(Dataset items)
☆ ☆ ☆ ☆ ☆

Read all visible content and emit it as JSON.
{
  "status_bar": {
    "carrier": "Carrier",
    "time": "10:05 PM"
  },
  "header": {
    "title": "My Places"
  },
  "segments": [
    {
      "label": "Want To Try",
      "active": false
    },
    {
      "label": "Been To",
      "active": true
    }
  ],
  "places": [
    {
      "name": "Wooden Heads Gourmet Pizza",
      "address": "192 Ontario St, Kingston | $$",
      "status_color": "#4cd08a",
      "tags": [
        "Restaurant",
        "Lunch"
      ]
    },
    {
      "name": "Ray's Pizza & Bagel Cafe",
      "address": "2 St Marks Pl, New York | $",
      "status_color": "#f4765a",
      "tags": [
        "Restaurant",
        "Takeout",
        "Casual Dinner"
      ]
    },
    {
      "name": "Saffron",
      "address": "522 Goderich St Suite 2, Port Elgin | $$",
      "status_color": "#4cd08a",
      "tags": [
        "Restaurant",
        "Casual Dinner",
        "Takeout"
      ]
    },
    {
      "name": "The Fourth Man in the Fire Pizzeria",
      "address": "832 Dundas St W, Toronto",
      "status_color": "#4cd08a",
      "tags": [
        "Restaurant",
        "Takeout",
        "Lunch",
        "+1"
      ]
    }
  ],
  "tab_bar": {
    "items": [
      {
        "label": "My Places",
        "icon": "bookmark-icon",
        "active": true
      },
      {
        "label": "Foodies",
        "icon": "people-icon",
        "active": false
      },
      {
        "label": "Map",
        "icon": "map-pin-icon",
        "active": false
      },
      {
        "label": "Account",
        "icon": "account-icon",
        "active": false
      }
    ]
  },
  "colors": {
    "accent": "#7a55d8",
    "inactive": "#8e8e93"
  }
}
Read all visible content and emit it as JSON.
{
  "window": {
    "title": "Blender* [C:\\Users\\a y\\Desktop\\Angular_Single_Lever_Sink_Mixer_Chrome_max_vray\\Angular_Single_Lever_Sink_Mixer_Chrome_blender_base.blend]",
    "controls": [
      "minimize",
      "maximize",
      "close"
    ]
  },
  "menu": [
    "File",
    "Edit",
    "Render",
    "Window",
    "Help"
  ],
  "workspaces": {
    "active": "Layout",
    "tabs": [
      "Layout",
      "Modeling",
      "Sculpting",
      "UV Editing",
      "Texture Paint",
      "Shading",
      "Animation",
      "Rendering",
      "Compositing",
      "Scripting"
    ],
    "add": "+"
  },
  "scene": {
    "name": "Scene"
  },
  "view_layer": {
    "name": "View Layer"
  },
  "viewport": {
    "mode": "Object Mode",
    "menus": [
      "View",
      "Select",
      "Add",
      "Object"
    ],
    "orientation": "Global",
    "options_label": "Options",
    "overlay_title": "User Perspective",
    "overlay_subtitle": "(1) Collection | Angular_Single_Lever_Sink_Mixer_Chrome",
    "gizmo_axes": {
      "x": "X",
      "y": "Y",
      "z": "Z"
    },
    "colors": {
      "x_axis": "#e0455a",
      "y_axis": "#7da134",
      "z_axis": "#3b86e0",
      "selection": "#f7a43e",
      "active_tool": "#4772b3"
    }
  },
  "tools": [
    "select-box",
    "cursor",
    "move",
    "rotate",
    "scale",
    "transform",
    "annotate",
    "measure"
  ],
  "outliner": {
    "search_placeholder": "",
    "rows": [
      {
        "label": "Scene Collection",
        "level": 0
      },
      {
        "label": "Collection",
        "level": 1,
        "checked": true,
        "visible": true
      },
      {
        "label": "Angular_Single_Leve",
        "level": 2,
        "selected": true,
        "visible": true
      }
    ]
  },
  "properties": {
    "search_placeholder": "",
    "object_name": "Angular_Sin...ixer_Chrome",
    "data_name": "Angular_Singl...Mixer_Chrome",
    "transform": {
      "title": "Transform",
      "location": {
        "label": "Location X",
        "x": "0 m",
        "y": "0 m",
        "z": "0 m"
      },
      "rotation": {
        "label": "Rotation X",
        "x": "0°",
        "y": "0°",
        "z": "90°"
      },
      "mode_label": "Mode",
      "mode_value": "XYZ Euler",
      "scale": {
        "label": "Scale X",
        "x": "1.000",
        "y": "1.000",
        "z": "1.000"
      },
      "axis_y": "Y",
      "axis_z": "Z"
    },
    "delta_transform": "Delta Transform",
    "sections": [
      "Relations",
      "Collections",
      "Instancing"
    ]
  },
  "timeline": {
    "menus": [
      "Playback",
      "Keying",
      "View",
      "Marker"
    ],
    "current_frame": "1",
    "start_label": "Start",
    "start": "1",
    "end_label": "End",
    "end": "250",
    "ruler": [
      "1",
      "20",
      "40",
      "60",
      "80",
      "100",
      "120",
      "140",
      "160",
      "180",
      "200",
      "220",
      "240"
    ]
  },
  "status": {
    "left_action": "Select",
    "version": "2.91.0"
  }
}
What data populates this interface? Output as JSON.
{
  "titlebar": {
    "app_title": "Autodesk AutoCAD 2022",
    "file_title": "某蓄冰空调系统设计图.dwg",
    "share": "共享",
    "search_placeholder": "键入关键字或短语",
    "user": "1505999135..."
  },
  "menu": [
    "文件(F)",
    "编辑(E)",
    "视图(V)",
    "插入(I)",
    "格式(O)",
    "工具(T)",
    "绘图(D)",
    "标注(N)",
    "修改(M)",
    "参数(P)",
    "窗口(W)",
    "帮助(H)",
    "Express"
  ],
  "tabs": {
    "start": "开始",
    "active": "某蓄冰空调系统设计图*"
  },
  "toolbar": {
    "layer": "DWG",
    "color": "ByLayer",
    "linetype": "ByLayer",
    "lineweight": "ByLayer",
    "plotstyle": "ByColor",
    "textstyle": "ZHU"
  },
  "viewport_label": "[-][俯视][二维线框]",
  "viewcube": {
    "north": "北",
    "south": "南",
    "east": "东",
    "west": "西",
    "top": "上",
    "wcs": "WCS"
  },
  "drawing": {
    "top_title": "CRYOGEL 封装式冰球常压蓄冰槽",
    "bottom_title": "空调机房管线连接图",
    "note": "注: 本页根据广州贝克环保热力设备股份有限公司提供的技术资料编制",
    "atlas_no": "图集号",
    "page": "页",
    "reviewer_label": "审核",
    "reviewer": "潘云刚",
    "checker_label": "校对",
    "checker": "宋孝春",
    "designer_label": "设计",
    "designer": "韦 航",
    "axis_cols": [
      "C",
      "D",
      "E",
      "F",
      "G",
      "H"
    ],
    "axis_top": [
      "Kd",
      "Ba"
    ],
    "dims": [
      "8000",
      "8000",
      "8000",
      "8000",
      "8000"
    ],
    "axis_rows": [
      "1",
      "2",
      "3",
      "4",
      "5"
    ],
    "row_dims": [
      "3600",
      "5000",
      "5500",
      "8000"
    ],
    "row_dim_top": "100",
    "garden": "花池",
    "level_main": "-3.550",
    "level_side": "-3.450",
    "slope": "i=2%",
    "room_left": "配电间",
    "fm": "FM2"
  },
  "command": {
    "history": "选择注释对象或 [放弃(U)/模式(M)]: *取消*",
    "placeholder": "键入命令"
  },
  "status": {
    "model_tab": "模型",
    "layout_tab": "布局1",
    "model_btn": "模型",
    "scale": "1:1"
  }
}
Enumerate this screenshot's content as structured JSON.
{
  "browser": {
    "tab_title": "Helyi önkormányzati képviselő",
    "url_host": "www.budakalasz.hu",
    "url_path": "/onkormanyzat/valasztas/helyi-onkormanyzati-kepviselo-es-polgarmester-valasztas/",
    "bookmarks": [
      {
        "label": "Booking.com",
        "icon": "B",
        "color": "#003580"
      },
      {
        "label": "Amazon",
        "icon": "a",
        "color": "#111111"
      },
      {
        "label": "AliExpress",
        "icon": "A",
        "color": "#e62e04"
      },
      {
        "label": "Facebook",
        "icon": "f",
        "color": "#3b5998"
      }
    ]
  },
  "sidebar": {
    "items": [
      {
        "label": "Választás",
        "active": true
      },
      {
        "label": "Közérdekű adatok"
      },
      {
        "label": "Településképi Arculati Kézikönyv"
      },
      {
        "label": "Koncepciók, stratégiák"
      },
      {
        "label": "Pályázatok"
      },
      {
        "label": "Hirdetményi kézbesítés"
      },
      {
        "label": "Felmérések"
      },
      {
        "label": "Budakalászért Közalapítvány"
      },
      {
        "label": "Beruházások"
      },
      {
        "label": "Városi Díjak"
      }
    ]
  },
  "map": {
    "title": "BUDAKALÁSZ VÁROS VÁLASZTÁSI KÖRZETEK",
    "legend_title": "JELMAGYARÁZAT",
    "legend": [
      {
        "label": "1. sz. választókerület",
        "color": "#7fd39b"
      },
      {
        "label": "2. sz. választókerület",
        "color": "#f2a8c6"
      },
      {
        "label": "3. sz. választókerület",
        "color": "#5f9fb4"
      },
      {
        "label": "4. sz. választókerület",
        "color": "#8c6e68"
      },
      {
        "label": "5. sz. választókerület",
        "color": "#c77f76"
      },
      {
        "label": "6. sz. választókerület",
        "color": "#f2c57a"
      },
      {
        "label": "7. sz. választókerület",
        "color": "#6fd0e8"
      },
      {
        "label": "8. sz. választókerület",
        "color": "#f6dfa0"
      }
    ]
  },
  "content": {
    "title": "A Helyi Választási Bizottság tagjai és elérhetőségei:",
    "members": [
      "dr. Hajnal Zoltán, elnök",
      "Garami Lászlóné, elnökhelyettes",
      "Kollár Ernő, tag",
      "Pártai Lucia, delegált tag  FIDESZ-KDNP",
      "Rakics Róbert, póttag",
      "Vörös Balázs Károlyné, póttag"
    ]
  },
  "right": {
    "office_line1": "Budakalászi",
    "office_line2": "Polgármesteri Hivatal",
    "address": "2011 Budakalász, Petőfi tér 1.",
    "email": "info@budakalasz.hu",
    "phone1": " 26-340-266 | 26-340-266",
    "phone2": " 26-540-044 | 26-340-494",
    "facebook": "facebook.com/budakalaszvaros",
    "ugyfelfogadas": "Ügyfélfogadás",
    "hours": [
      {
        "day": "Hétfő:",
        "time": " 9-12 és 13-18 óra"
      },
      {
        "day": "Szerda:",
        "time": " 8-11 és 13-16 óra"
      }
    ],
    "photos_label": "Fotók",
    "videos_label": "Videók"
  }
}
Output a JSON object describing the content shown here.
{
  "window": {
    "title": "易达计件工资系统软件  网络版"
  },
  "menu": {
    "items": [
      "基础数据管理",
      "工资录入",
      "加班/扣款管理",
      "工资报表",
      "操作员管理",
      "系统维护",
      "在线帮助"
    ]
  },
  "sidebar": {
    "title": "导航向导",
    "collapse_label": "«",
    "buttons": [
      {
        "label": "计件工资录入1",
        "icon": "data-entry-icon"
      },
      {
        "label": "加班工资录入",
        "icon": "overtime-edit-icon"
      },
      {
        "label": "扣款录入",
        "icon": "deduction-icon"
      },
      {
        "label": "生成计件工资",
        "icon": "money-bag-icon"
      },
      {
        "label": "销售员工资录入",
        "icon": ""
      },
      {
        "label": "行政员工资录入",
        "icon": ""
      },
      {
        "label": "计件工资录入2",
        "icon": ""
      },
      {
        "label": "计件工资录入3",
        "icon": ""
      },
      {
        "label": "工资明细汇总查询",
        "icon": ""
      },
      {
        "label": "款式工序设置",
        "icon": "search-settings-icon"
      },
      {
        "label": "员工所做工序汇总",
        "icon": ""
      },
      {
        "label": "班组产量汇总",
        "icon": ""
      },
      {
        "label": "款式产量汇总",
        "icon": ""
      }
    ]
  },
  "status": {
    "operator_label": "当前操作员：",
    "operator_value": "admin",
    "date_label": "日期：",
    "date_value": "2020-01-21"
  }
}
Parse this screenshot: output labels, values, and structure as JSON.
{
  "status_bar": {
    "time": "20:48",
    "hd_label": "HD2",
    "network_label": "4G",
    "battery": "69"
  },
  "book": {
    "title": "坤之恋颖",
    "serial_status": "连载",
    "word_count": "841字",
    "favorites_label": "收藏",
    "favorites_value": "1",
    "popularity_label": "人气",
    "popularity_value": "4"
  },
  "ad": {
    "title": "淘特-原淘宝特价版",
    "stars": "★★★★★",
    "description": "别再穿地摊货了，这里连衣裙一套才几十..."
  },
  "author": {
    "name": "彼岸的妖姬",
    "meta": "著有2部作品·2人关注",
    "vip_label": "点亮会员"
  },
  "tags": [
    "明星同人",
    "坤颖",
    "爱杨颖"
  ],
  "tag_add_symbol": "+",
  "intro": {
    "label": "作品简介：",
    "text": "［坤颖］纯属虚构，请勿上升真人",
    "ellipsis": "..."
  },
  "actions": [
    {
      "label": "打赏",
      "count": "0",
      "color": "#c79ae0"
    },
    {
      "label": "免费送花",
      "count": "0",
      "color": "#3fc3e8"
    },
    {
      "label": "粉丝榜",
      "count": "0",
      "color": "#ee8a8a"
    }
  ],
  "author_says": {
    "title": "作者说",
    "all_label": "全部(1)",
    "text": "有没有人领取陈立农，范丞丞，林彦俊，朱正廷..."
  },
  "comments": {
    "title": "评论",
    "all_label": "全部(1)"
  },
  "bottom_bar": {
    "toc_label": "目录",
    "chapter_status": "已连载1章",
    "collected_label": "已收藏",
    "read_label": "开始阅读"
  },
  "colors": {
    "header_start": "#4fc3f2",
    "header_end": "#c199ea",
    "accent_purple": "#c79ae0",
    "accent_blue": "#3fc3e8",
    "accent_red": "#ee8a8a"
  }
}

☆ ☆ ☆ ☆ ☆

**TASK REQUIREMENTS**.
Show the lines of the records that include the string "Pizza".

**WRITTEN ANSWER**.
      "name": "Wooden Heads Gourmet Pizza",
      "name": "Ray's Pizza & Bagel Cafe",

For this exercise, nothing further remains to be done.